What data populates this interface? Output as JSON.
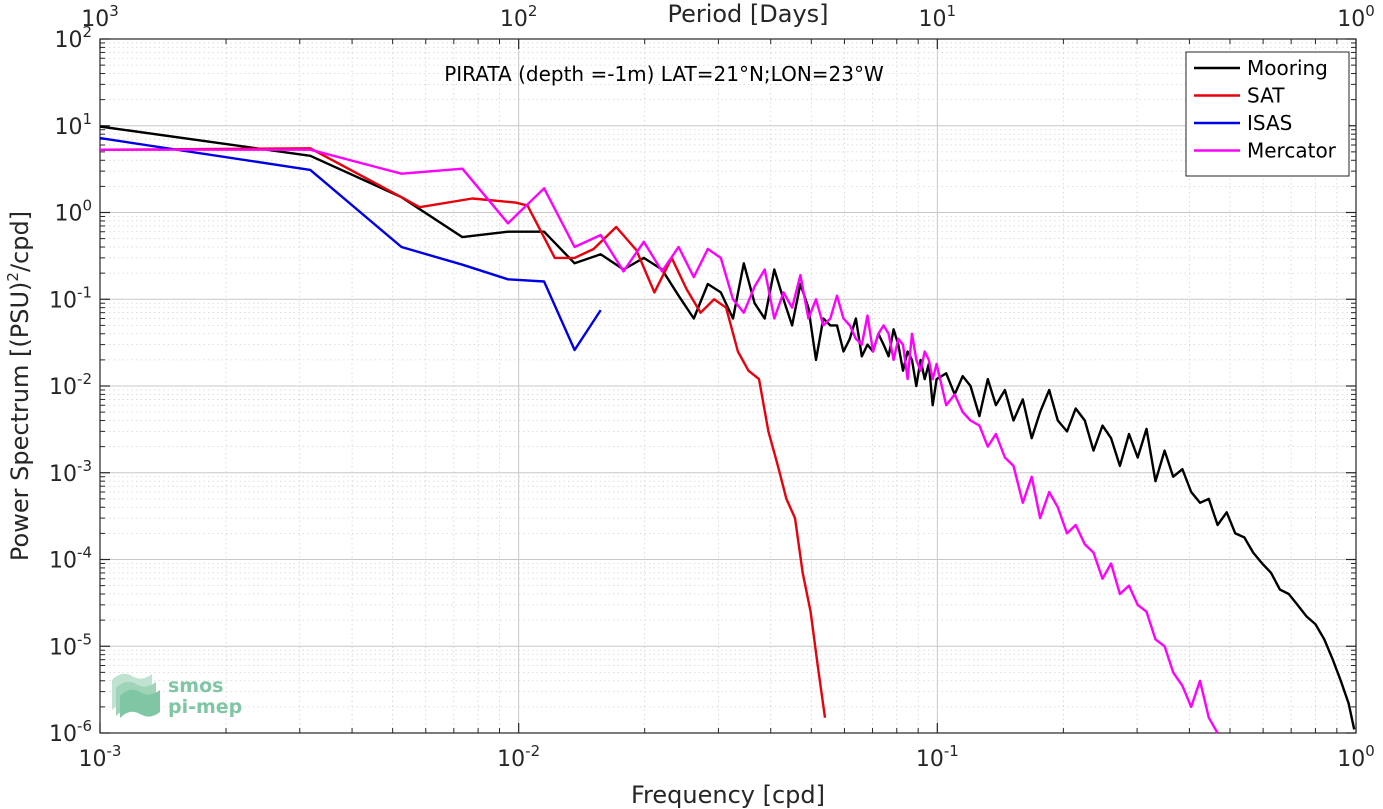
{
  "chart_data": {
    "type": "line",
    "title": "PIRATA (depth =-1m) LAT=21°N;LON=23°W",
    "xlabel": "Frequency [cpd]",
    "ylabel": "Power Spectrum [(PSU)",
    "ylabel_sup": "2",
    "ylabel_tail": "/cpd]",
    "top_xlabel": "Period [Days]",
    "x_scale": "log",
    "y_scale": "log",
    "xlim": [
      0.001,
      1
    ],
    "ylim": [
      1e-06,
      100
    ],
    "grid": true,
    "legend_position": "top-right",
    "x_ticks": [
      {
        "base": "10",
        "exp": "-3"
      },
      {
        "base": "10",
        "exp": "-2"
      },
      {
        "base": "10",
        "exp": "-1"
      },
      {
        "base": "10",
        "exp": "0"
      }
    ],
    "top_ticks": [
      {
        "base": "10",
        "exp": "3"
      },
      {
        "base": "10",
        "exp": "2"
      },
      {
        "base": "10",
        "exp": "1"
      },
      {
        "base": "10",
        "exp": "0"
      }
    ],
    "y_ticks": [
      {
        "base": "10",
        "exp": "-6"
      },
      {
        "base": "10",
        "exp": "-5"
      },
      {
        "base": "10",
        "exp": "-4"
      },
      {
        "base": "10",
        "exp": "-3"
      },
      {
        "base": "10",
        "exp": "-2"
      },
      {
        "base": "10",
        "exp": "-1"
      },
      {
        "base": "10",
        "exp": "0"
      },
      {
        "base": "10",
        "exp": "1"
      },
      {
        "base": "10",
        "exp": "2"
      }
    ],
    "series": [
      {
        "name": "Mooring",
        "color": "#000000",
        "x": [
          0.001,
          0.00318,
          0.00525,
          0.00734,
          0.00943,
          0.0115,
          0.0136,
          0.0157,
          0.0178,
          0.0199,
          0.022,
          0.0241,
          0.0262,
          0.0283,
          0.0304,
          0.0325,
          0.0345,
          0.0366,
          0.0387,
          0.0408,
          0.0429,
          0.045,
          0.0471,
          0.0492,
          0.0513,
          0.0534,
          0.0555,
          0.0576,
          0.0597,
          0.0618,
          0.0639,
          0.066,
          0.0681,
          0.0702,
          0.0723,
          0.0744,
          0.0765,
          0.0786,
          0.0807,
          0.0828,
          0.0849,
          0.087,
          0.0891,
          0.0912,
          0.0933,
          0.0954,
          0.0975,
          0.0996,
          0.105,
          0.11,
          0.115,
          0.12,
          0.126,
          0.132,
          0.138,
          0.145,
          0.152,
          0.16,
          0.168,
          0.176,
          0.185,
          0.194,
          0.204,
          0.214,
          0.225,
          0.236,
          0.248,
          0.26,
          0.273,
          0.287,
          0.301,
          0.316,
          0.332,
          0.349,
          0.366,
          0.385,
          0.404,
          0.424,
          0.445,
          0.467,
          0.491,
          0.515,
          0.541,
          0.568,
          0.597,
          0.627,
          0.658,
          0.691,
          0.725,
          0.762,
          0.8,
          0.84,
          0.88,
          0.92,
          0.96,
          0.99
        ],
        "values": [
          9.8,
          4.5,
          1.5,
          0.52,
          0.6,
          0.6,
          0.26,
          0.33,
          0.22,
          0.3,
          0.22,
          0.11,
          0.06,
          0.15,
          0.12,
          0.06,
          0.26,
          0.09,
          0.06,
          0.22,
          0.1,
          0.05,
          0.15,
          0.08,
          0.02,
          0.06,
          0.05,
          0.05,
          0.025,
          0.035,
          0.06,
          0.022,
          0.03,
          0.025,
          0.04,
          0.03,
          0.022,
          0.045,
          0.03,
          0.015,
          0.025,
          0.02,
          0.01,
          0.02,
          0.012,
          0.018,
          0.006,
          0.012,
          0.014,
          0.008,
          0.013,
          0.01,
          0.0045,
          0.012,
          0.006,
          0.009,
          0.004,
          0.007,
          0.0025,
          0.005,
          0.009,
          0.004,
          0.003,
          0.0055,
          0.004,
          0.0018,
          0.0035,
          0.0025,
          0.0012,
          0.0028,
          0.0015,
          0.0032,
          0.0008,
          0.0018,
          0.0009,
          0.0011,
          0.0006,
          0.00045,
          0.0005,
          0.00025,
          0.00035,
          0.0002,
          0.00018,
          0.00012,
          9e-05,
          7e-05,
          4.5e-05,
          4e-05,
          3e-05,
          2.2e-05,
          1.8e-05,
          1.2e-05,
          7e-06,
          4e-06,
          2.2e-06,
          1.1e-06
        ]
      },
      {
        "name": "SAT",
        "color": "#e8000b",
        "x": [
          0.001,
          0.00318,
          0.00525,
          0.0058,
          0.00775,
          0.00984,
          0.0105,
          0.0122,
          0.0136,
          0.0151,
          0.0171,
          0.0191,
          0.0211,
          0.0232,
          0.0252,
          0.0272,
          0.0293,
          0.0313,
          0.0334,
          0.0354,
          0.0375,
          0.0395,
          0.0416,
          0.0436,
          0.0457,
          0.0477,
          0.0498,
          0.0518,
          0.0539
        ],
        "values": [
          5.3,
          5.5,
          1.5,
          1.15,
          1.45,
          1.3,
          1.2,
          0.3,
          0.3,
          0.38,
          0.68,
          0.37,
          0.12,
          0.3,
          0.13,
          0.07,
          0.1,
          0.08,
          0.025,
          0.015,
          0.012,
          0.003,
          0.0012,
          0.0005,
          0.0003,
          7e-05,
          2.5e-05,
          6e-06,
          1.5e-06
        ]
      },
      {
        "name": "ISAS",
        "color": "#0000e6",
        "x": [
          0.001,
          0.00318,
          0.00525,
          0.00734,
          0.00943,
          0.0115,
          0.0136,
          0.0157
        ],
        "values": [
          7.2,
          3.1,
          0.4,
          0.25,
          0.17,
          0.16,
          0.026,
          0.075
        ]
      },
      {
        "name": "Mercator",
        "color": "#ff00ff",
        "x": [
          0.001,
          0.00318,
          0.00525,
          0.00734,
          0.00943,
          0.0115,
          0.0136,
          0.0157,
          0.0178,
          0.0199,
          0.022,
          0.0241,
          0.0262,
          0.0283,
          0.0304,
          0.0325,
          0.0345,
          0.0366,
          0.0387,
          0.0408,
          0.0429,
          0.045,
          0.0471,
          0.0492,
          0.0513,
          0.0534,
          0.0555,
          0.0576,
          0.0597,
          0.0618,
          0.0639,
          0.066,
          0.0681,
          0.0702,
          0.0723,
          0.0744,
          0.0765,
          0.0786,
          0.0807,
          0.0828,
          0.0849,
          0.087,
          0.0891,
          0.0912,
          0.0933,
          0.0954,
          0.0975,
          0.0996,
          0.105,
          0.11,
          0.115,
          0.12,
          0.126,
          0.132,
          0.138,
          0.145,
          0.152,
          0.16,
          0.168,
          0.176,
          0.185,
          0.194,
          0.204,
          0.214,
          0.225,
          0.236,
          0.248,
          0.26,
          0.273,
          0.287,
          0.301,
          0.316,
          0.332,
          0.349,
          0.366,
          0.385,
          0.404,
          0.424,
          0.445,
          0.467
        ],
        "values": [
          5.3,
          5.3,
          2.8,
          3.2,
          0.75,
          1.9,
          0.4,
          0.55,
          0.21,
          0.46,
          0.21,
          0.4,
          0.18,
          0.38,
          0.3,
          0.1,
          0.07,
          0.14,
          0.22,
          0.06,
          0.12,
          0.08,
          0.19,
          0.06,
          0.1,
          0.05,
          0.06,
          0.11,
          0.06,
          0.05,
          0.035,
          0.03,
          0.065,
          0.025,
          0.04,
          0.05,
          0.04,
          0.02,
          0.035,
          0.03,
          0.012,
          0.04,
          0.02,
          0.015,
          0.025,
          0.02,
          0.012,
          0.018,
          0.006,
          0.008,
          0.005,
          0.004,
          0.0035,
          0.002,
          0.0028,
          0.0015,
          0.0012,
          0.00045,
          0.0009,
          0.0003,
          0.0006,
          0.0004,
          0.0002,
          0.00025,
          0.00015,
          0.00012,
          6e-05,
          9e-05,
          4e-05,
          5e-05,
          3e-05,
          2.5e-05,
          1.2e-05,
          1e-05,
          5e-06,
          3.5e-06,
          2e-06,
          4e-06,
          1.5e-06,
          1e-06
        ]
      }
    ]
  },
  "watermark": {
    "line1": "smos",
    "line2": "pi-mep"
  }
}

--

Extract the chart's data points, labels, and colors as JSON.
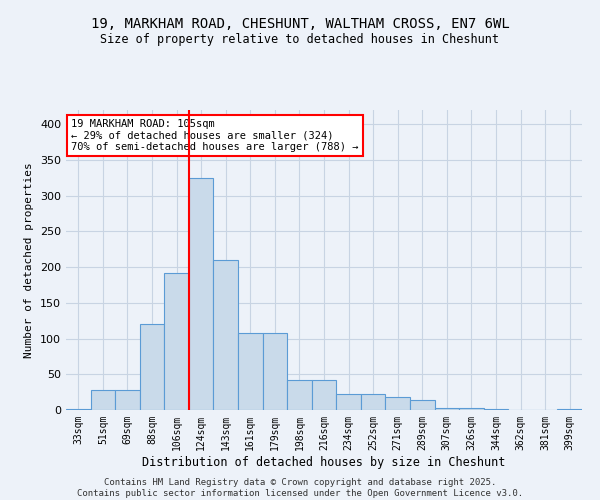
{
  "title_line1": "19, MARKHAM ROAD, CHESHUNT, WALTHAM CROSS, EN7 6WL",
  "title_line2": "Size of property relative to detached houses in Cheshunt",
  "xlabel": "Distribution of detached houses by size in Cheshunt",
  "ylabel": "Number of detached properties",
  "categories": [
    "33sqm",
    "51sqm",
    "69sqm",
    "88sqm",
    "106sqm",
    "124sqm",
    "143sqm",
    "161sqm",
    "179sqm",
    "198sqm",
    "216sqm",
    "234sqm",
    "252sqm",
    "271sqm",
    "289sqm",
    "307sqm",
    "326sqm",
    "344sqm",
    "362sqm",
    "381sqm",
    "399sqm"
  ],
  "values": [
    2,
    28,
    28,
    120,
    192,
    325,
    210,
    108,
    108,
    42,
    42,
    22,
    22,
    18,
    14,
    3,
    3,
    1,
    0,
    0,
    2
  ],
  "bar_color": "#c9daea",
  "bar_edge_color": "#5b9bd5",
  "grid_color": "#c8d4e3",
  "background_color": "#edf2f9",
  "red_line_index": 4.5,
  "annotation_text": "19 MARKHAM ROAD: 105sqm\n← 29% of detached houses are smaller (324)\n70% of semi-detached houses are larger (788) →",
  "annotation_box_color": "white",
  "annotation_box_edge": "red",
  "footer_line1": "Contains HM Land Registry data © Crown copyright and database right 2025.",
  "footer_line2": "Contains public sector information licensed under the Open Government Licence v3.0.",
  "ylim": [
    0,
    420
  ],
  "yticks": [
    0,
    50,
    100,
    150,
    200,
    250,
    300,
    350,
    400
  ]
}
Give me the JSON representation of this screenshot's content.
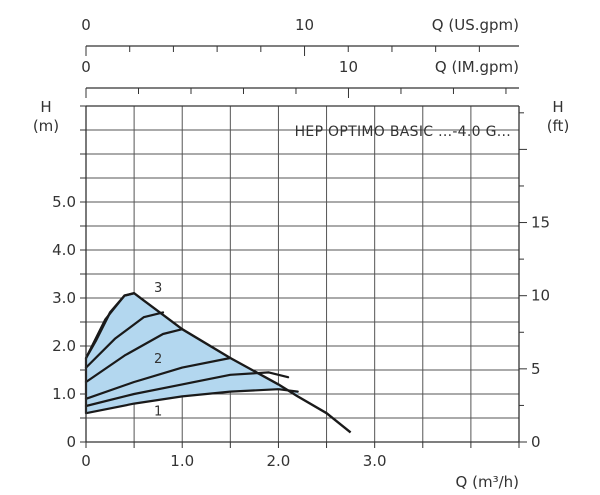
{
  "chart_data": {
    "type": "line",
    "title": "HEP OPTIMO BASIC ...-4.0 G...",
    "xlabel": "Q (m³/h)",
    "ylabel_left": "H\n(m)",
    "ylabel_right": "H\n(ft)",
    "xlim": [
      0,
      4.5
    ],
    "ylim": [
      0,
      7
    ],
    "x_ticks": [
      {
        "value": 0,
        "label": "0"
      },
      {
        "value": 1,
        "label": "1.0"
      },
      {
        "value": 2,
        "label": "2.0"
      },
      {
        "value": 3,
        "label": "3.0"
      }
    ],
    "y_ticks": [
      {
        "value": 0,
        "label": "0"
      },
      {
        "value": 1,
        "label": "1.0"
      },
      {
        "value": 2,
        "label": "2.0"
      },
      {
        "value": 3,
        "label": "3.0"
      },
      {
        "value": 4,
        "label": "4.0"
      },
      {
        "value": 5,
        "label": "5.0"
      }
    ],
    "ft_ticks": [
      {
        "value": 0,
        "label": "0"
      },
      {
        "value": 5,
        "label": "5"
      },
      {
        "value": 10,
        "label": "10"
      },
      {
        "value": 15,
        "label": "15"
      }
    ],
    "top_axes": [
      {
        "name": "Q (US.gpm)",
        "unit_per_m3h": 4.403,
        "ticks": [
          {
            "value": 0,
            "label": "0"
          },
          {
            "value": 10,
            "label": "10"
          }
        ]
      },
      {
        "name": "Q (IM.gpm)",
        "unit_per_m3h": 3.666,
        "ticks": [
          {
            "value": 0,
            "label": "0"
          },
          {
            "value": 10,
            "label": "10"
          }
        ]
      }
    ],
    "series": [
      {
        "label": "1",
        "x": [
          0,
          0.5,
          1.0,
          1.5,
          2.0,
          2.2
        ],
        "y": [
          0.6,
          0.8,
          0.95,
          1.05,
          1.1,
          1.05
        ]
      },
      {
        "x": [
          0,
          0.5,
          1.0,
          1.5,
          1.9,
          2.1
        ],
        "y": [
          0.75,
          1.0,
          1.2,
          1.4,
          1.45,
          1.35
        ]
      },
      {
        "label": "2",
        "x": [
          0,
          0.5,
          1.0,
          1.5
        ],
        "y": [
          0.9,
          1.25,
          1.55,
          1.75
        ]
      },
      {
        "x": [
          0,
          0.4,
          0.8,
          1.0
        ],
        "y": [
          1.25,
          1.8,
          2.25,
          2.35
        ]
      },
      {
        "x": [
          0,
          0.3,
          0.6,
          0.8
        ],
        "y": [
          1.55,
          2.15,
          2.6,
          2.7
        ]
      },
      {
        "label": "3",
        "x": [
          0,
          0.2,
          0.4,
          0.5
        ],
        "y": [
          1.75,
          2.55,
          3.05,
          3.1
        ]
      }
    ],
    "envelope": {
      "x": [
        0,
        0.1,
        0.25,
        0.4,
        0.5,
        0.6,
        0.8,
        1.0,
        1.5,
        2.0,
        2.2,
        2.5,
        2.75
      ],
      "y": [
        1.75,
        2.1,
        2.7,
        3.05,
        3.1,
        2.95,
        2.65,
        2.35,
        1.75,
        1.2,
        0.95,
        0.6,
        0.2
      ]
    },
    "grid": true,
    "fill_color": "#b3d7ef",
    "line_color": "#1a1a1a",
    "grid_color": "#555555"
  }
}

Instruction: Every line of the records that includes the word "JSON" should be gathered.

Finished task:
What data populates this interface? Output as JSON.
Extract the chart's data points, labels, and colors as JSON.
Give me the JSON representation of this screenshot's content.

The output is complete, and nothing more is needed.